• **Direction**
Show only lines that include "Public".

_ _ _ _ _

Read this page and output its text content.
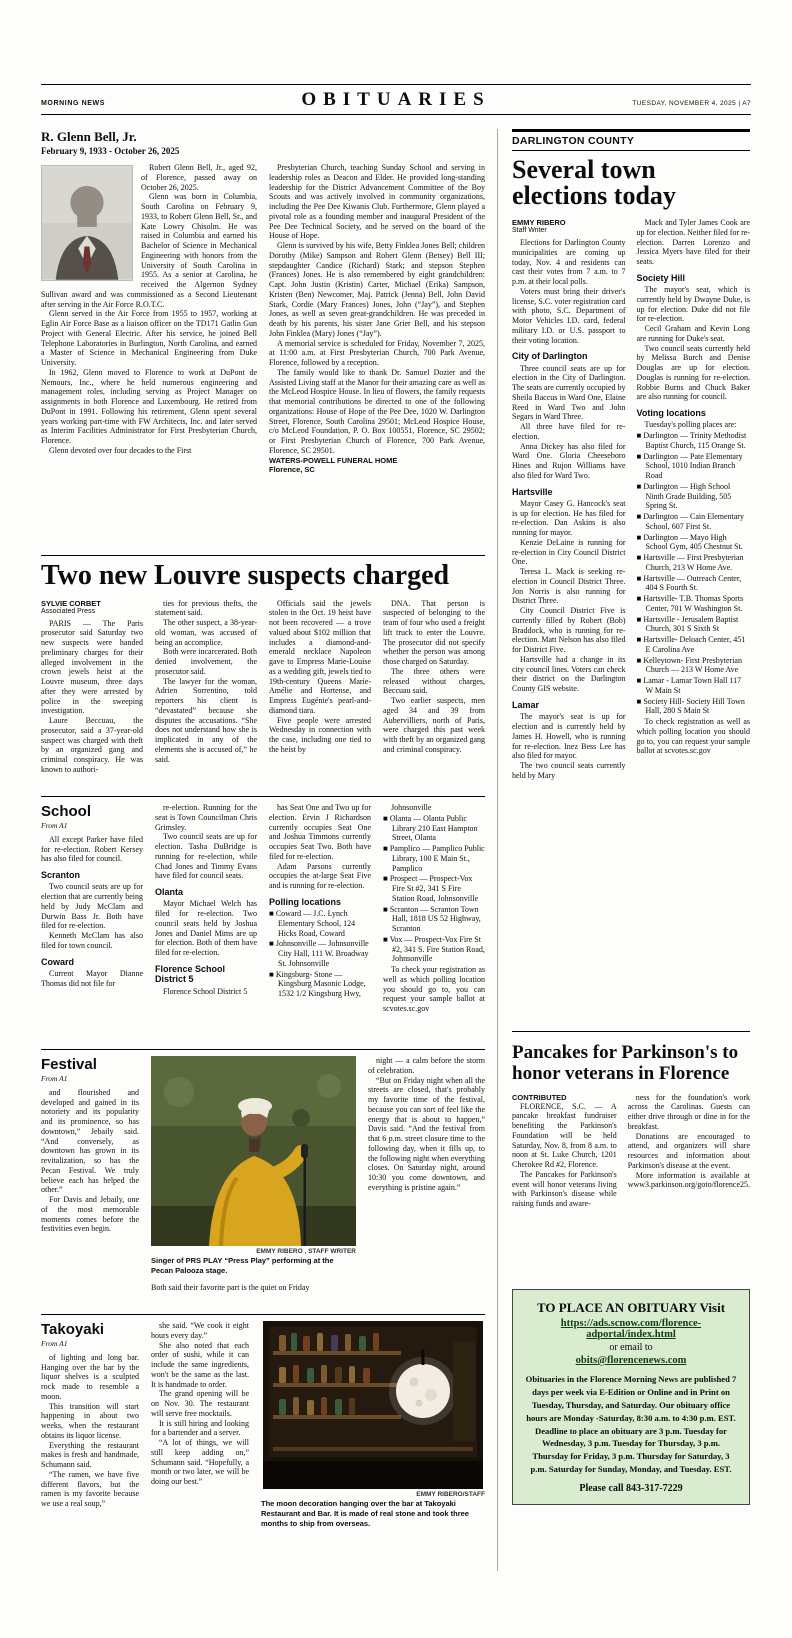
MORNING NEWS	OBITUARIES	TUESDAY, NOVEMBER 4, 2025 | A7
R. Glenn Bell, Jr.
February 9, 1933 - October 26, 2025
Robert Glenn Bell, Jr., aged 92, of Florence, passed away on October 26, 2025.
Glenn was born in Columbia, South Carolina on February 9, 1933, to Robert Glenn Bell, Sr., and Kate Lowry Chisolm. He was raised in Columbia and earned his Bachelor of Science in Mechanical Engineering with honors from the University of South Carolina in 1955. As a senior at Carolina, he received the Algernon Sydney Sullivan award and was commissioned as a Second Lieutenant after serving in the Air Force R.O.T.C.
Glenn served in the Air Force from 1955 to 1957, working at Eglin Air Force Base as a liaison officer on the TD171 Gatlin Gun Project with General Electric. After his service, he joined Bell Telephone Laboratories in Burlington, North Carolina, and earned a Master of Science in Mechanical Engineering from Duke University.
In 1962, Glenn moved to Florence to work at DuPont de Nemours, Inc., where he held numerous engineering and management roles, including serving as Project Manager on assignments in both Florence and Luxembourg. He retired from DuPont in 1991. Following his retirement, Glenn spent several years working part-time with FW Architects, Inc. and later served as Interim Facilities Administrator for First Presbyterian Church, Florence.
Glenn devoted over four decades to the First
Presbyterian Church, teaching Sunday School and serving in leadership roles as Deacon and Elder. He provided long-standing leadership for the District Advancement Committee of the Boy Scouts and was actively involved in community organizations, including the Pee Dee Kiwanis Club. Furthermore, Glenn played a pivotal role as a founding member and inaugural President of the Pee Dee Technical Society, and he served on the board of the House of Hope.
Glenn is survived by his wife, Betty Finklea Jones Bell; children Dorothy (Mike) Sampson and Robert Glenn (Betsey) Bell III; stepdaughter Candice (Richard) Stark; and stepson Stephen (Frances) Jones. He is also remembered by eight grandchildren: Capt. John Justin (Kristin) Carter, Michael (Erika) Sampson, Kristen (Ben) Newcomer, Maj. Patrick (Jenna) Bell, John David Stark, Cordie (Mary Frances) Jones, John (“Jay”), and Stephen Jones, as well as seven great-grandchildren. He was preceded in death by his parents, his sister Jane Grier Bell, and his stepson John Finklea (Mary) Jones (“Jay”).
A memorial service is scheduled for Friday, November 7, 2025, at 11:00 a.m. at First Presbyterian Church, 700 Park Avenue, Florence, followed by a reception.
The family would like to thank Dr. Samuel Dozier and the Assisted Living staff at the Manor for their amazing care as well as the McLeod Hospice House. In lieu of flowers, the family requests that memorial contributions be directed to one of the following organizations: House of Hope of the Pee Dee, 1020 W. Darlington Street, Florence, South Carolina 29501; McLeod Hospice House, c/o McLeod Foundation, P. O. Box 100551, Florence, SC 29502; or First Presbyterian Church of Florence, 700 Park Avenue, Florence, SC 29501.
WATERS-POWELL FUNERAL HOME
Florence, SC
Two new Louvre suspects charged
SYLVIE CORBET
Associated Press
PARIS — The Paris prosecutor said Saturday two new suspects were handed preliminary charges for their alleged involvement in the crown jewels heist at the Louvre museum, three days after they were arrested by police in the sweeping investigation.
Laure Beccuau, the prosecutor, said a 37-year-old suspect was charged with theft by an organized gang and criminal conspiracy. He was known to authori-
ties for previous thefts, the statement said.
The other suspect, a 38-year-old woman, was accused of being an accomplice.
Both were incarcerated. Both denied involvement, the prosecutor said.
The lawyer for the woman, Adrien Sorrentino, told reporters his client is “devastated” because she disputes the accusations. “She does not understand how she is implicated in any of the elements she is accused of,” he said.
Officials said the jewels stolen in the Oct. 19 heist have not been recovered — a trove valued about $102 million that includes a diamond-and-emerald necklace Napoleon gave to Empress Marie-Louise as a wedding gift, jewels tied to 19th-century Queens Marie-Amélie and Hortense, and Empress Eugénie's pearl-and-diamond tiara.
Five people were arrested Wednesday in connection with the case, including one tied to the heist by
DNA. That person is suspected of belonging to the team of four who used a freight lift truck to enter the Louvre. The prosecutor did not specify whether the person was among those charged on Saturday.
The three others were released without charges, Beccuau said.
Two earlier suspects, men aged 34 and 39 from Aubervilliers, north of Paris, were charged this past week with theft by an organized gang and criminal conspiracy.
School
From A1
All except Parker have filed for re-election. Robert Kersey has also filed for council.
Scranton
Two council seats are up for election that are currently being held by Judy McClam and Durwin Bass Jr. Both have filed for re-election.
Kenneth McClam has also filed for town council.
Coward
Current Mayor Dianne Thomas did not file for
re-election. Running for the seat is Town Councilman Chris Grimsley.
Two council seats are up for election. Tasha DuBridge is running for re-election, while Chad Jones and Timmy Evans have filed for council seats.
Olanta
Mayor Michael Welch has filed for re-election. Two council seats held by Joshua Jones and Daniel Mims are up for election. Both of them have filed for re-election.
Florence School District 5
Florence School District 5
has Seat One and Two up for election. Ervin J Richardson currently occupies Seat One and Joshua Timmons currently occupies Seat Two. Both have filed for re-election.
Adam Parsons currently occupies the at-large Seat Five and is running for re-election.
Polling locations
■ Coward — J.C. Lynch Elementary School, 124 Hicks Road, Coward
■ Johnsonville — Johnsonville City Hall, 111 W. Broadway St. Johnsonville
■ Kingsburg- Stone — Kingsburg Masonic Lodge, 1532 1/2 Kingsburg Hwy,
Johnsonville
■ Olanta — Olanta Public Library 210 East Hampton Street, Olanta
■ Pamplico — Pamplico Public Library, 100 E Main St., Pamplico
■ Prospect — Prospect-Vox Fire St #2, 341 S Fire Station Road, Johnsonville
■ Scranton — Scranton Town Hall, 1818 US 52 Highway, Scranton
■ Vox — Prospect-Vox Fire St #2, 341 S. Fire Station Road, Johnsonville
To check your registration as well as which polling location you should go to, you can request your sample ballot at scvotes.sc.gov
Festival
From A1
and flourished and developed and gained in its notoriety and its popularity and its prominence, so has downtown,” Jebaily said. “And conversely, as downtown has grown in its revitalization, so has the Pecan Festival. We truly believe each has helped the other.”
For Davis and Jebaily, one of the most memorable moments comes before the festivities even begin.
EMMY RIBERO , STAFF WRITER
Singer of PRS PLAY “Press Play” performing at the Pecan Palooza stage.
Both said their favorite part is the quiet on Friday
night — a calm before the storm of celebration.
“But on Friday night when all the streets are closed, that's probably my favorite time of the festival, because you can sort of feel like the energy that is about to happen,” Davis said. “And the festival from that 6 p.m. street closure time to the following day, when it fills up, to the following night when everything closes. On Saturday night, around 10:30 you come downtown, and everything is pristine again.”
Takoyaki
From A1
of lighting and long bar. Hanging over the bar by the liquor shelves is a sculpted rock made to resemble a moon.
This transition will start happening in about two weeks, when the restaurant obtains its liquor license.
Everything the restaurant makes is fresh and handmade, Schumann said.
“The ramen, we have five different flavors, but the ramen is my favorite because we use a real soup,”
she said. “We cook it eight hours every day.”
She also noted that each order of sushi, while it can include the same ingredients, won't be the same as the last. It is handmade to order.
The grand opening will be on Nov. 30. The restaurant will serve free mocktails.
It is still hiring and looking for a bartender and a server.
“A lot of things, we will still keep adding on,” Schumann said. “Hopefully, a month or two later, we will be doing our best.”
EMMY RIBERO/STAFF
The moon decoration hanging over the bar at Takoyaki Restaurant and Bar. It is made of real stone and took three months to ship from overseas.
DARLINGTON COUNTY
Several town elections today
EMMY RIBERO
Staff Writer
Elections for Darlington County municipalities are coming up today, Nov. 4 and residents can cast their votes from 7 a.m. to 7 p.m. at their local polls.
Voters must bring their driver's license, S.C. voter registration card with photo, S.C. Department of Motor Vehicles I.D. card, federal military I.D. or U.S. passport to their voting location.
City of Darlington
Three council seats are up for election in the City of Darlington. The seats are currently occupied by Sheila Baccus in Ward One, Elaine Reed in Ward Two and John Segars in Ward Three.
All three have filed for re-election.
Anna Dickey has also filed for Ward One. Gloria Cheeseboro Hines and Rujon Williams have also filed for Ward Two.
Hartsville
Mayor Casey G. Hancock's seat is up for election. He has filed for re-election. Dan Askins is also running for mayor.
Kenzie DeLaine is running for re-election in City Council District One.
Teresa L. Mack is seeking re-election in Council District Three. Jon Norris is also running for District Three.
City Council District Five is currently filled by Robert (Bob) Braddock, who is running for re-election. Matt Nelson has also filed for District Five.
Hartsville had a change in its city council lines. Voters can check their district on the Darlington County GIS website.
Lamar
The mayor's seat is up for election and is currently held by James H. Howell, who is running for re-election. Inez Bess Lee has also filed for mayor.
The two council seats currently held by Mary
Mack and Tyler James Cook are up for election. Neither filed for re-election. Darren Lorenzo and Jessica Myers have filed for their seats.
Society Hill
The mayor's seat, which is currently held by Dwayne Duke, is up for election. Duke did not file for re-election.
Cecil Graham and Kevin Long are running for Duke's seat.
Two council seats currently held by Melissa Burch and Denise Douglas are up for election. Douglas is running for re-election. Robbie Burns and Chuck Baker are also running for council.
Voting locations
Tuesday's polling places are:
■ Darlington — Trinity Methodist Baptist Church, 115 Orange St.
■ Darlington — Pate Elementary School, 1010 Indian Branch Road
■ Darlington — High School Ninth Grade Building, 505 Spring St.
■ Darlington — Cain Elementary School, 607 First St.
■ Darlington — Mayo High School Gym, 405 Chestnut St.
■ Hartsville — First Presbyterian Church, 213 W Home Ave.
■ Hartsville — Outreach Center, 404 S Fourth St.
■ Hartsville- T.B. Thomas Sports Center, 701 W Washington St.
■ Hartsville - Jerusalem Baptist Church, 301 S Sixth St
■ Hartsville- Deloach Center, 451 E Carolina Ave
■ Kelleytown- First Presbyterian Church — 213 W Home Ave
■ Lamar - Lamar Town Hall 117 W Main St
■ Society Hill- Society Hill Town Hall, 280 S Main St
To check registration as well as which polling location you should go to, you can request your sample ballot at scvotes.sc.gov
Pancakes for Parkinson's to honor veterans in Florence
CONTRIBUTED
FLORENCE, S.C. — A pancake breakfast fundraiser benefiting the Parkinson's Foundation will be held Saturday, Nov. 8, from 8 a.m. to noon at St. Luke Church, 1201 Cherokee Rd #2, Florence.
The Pancakes for Parkinson's event will honor veterans living with Parkinson's disease while raising funds and aware-
ness for the foundation's work across the Carolinas. Guests can either drive through or dine in for the breakfast.
Donations are encouraged to attend, and organizers will share resources and information about Parkinson's disease at the event.
More information is available at www3.parkinson.org/goto/florence25.
TO PLACE AN OBITUARY Visit
https://ads.scnow.com/florence-adportal/index.html
or email to
obits@florencenews.com
Obituaries in the Florence Morning News are published 7 days per week via E-Edition or Online and in Print on Tuesday, Thursday, and Saturday. Our obituary office hours are Monday -Saturday, 8:30 a.m. to 4:30 p.m. EST. Deadline to place an obituary are 3 p.m. Tuesday for Wednesday, 3 p.m. Tuesday for Thursday, 3 p.m. Thursday for Friday, 3 p.m. Thursday for Saturday, 3 p.m. Saturday for Sunday, Monday, and Tuesday. EST.
Please call 843-317-7229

_ _ _ _ _

• **Task solution**
■ Olanta — Olanta Public Library 210 East Hampton Street, Olanta
■ Pamplico — Pamplico Public Library, 100 E Main St., Pamplico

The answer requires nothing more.